- [Work to be completed] Arrange all the lines below as a JSON list of strings, with one string for each line. Leave out blank lines and the pictures.

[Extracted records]
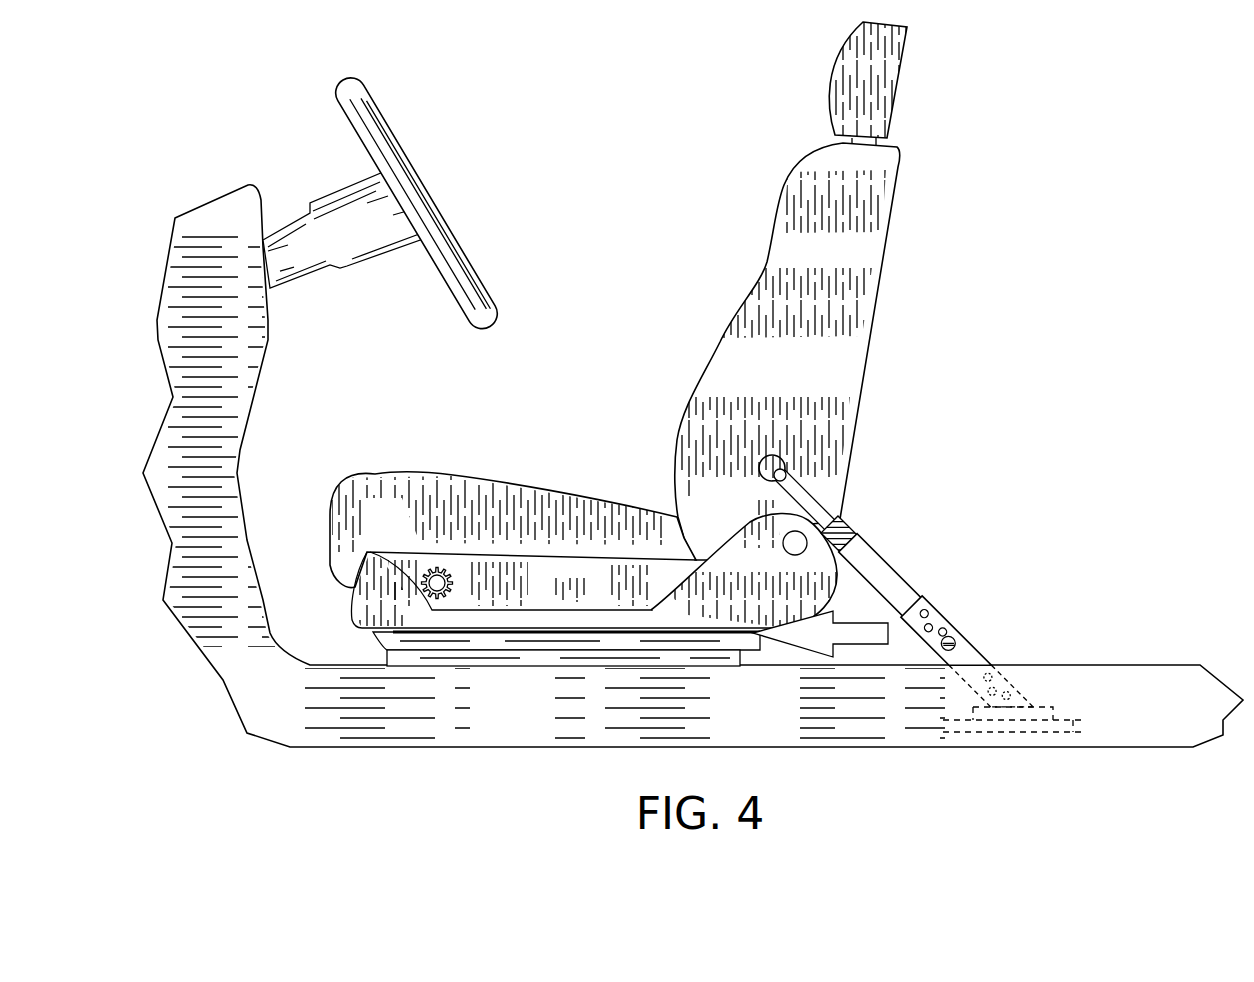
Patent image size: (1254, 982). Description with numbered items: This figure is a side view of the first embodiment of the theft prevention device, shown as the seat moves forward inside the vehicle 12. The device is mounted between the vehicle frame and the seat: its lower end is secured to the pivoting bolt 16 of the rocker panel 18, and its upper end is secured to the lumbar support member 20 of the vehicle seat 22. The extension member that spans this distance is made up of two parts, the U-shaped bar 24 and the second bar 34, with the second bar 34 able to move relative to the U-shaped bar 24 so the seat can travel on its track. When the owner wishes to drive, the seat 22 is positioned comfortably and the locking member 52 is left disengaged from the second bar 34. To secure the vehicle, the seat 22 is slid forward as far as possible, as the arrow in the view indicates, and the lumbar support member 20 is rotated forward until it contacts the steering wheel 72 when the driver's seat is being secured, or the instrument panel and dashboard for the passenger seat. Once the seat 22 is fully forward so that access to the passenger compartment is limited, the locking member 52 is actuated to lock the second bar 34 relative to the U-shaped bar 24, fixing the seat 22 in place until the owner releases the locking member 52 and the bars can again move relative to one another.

The vehicle 12 is at (691, 374).
The pivoting bolt 16 is at (1057, 708).
The rocker panel 18 is at (1073, 734).
The lumbar support member 20 is at (661, 324).
The vehicle seat 22 is at (720, 262).
The U-shaped bar 24 is at (967, 662).
The second bar 34 is at (898, 593).
The locking member 52 is at (948, 643).
The steering wheel 72 is at (333, 85).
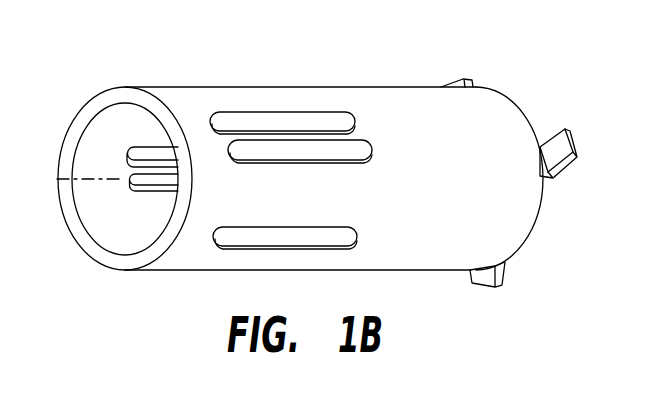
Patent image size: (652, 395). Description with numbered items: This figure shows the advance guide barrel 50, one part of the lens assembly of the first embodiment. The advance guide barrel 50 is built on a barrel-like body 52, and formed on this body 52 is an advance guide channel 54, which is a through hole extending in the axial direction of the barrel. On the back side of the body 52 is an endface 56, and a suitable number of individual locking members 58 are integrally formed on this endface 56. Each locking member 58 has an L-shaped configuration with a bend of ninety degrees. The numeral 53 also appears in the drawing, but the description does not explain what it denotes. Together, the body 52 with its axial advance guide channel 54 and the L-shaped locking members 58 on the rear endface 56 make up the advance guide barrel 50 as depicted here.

The advance guide barrel 50 is at (342, 154).
The barrel-like body 52 is at (208, 88).
The cylindrical housing body 53 is at (493, 108).
The advance guide channel 54 is at (327, 123).
The endface 56 is at (527, 239).
The locking member 58 is at (568, 138).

- [Output of the exercise]
[
  "Patent image size: (1254, 982). Description with numbered items: This figure is a side view of the first embodiment of the theft prevention device, shown as the seat moves forward inside the vehicle 12. The device is mounted between the vehicle frame and the seat: its lower end is secured to the pivoting bolt 16 of the rocker panel 18, and its upper end is secured to the lumbar support member 20 of the vehicle seat 22. The extension member that spans this distance is made up of two parts, the U-shaped bar 24 and the second bar 34, with the second bar 34 able to move relative to the U-shaped bar 24 so the seat can travel on its track. When the owner wishes to drive, the seat 22 is positioned comfortably and the locking member 52 is left disengaged from the second bar 34. To secure the vehicle, the seat 22 is slid forward as far as possible, as the arrow in the view indicates, and the lumbar support member 20 is rotated forward until it contacts the steering wheel 72 when the driver's seat is being secured, or the instrument panel and dashboard for the passenger seat. Once the seat 22 is fully forward so that access to the passenger compartment is limited, the locking member 52 is actuated to lock the second bar 34 relative to the U-shaped bar 24, fixing the seat 22 in place until the owner releases the locking member 52 and the bars can again move relative to one another.",
  "The vehicle 12 is at (691, 374).",
  "The pivoting bolt 16 is at (1057, 708).",
  "The rocker panel 18 is at (1073, 734).",
  "The lumbar support member 20 is at (661, 324).",
  "The vehicle seat 22 is at (720, 262).",
  "The U-shaped bar 24 is at (967, 662).",
  "The second bar 34 is at (898, 593).",
  "The locking member 52 is at (948, 643).",
  "The steering wheel 72 is at (333, 85).",
  "Patent image size: (652, 395). Description with numbered items: This figure shows the advance guide barrel 50, one part of the lens assembly of the first embodiment. The advance guide barrel 50 is built on a barrel-like body 52, and formed on this body 52 is an advance guide channel 54, which is a through hole extending in the axial direction of the barrel. On the back side of the body 52 is an endface 56, and a suitable number of individual locking members 58 are integrally formed on this endface 56. Each locking member 58 has an L-shaped configuration with a bend of ninety degrees. The numeral 53 also appears in the drawing, but the description does not explain what it denotes. Together, the body 52 with its axial advance guide channel 54 and the L-shaped locking members 58 on the rear endface 56 make up the advance guide barrel 50 as depicted here.",
  "The advance guide barrel 50 is at (342, 154).",
  "The barrel-like body 52 is at (208, 88).",
  "The cylindrical housing body 53 is at (493, 108).",
  "The advance guide channel 54 is at (327, 123).",
  "The endface 56 is at (527, 239).",
  "The locking member 58 is at (568, 138)."
]